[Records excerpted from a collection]
──────────────────────────────

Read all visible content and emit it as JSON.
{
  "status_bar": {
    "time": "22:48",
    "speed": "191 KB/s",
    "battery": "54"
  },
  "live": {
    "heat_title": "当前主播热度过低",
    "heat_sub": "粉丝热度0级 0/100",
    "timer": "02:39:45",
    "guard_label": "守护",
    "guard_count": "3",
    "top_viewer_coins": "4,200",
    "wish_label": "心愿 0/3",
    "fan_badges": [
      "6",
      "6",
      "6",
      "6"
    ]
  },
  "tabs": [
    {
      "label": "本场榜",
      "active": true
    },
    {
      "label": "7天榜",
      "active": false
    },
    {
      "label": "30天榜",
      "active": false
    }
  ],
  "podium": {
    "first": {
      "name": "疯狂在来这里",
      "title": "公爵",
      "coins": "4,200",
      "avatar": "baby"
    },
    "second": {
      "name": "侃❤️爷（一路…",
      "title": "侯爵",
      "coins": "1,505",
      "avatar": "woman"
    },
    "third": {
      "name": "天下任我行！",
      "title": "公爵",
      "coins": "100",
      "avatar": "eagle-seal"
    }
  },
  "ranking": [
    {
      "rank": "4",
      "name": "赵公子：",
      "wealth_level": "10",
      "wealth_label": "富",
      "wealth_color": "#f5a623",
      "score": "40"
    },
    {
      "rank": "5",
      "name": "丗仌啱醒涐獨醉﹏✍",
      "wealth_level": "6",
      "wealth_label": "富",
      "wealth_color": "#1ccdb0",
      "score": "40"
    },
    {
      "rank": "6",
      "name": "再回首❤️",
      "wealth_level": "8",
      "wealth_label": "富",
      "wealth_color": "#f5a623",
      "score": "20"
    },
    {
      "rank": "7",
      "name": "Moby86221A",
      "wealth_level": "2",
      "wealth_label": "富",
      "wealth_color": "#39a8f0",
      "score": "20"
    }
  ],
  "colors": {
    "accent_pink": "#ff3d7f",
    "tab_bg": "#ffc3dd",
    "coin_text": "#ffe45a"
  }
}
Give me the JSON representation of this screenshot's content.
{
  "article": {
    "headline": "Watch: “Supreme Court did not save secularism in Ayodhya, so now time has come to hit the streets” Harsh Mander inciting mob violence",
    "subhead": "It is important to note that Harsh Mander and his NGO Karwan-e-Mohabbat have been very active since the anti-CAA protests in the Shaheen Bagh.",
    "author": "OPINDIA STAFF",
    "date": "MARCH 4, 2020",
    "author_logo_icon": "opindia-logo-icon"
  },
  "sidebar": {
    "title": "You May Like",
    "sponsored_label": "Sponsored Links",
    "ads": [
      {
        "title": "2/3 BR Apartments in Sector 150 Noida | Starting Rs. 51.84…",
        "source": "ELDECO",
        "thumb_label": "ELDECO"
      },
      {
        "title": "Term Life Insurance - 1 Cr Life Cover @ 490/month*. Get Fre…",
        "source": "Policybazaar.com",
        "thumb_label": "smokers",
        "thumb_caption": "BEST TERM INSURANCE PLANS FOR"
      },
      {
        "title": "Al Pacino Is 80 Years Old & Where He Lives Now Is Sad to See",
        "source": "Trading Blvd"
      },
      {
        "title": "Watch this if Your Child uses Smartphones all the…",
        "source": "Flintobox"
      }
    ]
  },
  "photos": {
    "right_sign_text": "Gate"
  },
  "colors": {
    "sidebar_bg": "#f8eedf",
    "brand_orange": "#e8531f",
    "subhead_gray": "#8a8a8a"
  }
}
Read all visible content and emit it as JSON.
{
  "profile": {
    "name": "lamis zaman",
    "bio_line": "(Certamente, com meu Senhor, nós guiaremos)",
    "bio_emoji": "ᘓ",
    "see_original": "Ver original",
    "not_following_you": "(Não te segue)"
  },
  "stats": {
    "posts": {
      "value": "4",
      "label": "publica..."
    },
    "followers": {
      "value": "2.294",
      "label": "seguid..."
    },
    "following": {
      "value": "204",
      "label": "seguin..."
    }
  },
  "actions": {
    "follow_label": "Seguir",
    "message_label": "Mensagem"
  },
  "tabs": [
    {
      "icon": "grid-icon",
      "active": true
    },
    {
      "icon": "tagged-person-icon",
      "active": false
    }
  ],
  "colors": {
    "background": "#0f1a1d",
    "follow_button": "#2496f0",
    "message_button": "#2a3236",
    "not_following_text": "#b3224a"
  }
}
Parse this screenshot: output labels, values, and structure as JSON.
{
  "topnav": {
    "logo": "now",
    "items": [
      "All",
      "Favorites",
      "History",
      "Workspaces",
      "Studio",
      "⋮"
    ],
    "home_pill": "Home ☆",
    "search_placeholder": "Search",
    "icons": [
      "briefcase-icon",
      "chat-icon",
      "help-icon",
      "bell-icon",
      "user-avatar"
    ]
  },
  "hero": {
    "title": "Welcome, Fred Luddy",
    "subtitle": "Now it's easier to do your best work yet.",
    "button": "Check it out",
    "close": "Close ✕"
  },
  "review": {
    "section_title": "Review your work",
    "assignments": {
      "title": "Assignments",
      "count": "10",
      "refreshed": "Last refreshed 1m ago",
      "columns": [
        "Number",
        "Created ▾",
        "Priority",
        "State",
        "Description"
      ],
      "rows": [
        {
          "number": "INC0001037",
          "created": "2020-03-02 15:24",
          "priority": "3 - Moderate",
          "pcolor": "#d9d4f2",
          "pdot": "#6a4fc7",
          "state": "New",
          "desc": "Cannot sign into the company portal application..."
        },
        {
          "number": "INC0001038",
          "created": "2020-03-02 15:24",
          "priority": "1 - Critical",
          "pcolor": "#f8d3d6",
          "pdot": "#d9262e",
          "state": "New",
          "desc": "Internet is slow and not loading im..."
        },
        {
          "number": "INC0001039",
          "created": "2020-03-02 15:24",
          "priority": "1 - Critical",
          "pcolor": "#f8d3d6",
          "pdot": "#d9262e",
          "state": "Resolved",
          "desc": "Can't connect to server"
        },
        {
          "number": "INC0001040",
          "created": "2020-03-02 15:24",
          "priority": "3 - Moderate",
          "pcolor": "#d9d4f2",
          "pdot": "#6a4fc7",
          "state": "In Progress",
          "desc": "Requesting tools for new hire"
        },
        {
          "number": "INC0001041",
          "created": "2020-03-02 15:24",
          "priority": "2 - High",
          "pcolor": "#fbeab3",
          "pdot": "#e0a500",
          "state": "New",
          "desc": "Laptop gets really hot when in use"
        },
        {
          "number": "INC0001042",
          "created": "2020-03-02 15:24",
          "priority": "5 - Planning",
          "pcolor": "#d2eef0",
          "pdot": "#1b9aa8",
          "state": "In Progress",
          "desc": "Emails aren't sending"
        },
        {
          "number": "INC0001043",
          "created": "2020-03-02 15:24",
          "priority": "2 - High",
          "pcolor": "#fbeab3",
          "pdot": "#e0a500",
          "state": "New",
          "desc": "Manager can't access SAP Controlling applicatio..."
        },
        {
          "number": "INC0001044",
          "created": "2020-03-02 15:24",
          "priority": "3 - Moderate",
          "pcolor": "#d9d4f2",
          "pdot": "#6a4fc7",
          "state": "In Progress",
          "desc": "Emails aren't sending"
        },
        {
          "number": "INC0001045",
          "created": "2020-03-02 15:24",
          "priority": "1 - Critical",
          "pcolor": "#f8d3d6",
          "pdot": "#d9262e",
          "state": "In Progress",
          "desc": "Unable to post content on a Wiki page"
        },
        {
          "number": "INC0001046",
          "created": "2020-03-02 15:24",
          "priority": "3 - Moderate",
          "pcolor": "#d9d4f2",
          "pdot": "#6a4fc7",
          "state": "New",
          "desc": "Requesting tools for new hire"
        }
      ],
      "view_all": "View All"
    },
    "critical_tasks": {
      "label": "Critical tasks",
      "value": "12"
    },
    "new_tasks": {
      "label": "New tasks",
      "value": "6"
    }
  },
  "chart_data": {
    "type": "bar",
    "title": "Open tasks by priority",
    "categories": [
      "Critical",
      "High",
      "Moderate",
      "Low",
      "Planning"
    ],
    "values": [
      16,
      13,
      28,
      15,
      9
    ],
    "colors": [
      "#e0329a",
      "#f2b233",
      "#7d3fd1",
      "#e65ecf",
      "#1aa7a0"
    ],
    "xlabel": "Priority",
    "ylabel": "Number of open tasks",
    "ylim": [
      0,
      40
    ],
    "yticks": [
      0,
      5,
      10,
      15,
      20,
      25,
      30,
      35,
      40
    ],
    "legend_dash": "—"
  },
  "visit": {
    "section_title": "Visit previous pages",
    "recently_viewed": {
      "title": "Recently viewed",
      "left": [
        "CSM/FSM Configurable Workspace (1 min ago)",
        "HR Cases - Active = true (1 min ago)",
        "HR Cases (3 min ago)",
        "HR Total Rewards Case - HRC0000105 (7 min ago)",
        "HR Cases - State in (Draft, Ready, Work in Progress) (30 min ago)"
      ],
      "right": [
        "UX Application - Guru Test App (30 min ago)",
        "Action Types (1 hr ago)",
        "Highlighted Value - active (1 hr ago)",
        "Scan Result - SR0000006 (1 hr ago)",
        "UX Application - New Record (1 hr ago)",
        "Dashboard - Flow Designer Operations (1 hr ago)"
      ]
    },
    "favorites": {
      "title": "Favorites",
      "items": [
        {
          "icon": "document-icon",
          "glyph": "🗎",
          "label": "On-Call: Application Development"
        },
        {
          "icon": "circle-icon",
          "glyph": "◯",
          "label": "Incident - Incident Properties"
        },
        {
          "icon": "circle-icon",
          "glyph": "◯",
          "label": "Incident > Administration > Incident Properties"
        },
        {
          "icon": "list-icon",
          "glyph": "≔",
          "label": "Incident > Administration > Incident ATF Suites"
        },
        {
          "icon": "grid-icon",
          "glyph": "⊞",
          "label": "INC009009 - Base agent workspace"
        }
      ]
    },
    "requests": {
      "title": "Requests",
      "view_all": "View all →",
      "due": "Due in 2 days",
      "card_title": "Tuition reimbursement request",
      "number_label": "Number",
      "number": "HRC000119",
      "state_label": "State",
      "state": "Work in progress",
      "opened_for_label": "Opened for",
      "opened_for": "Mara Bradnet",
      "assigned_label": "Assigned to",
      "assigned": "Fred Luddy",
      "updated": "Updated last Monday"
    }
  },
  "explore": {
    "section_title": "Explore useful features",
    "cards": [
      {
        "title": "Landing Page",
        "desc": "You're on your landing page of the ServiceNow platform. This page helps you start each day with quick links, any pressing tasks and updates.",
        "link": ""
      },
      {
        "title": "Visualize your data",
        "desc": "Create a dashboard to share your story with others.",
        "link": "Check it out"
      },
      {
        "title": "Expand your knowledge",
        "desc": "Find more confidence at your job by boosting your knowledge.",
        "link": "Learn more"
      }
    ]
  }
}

──────────────────────────────

» **Required work**:
Each line above that holds the string "Luddy" should be copied and shown.

» **Task solution**:
    "title": "Welcome, Fred Luddy",
      "assigned": "Fred Luddy",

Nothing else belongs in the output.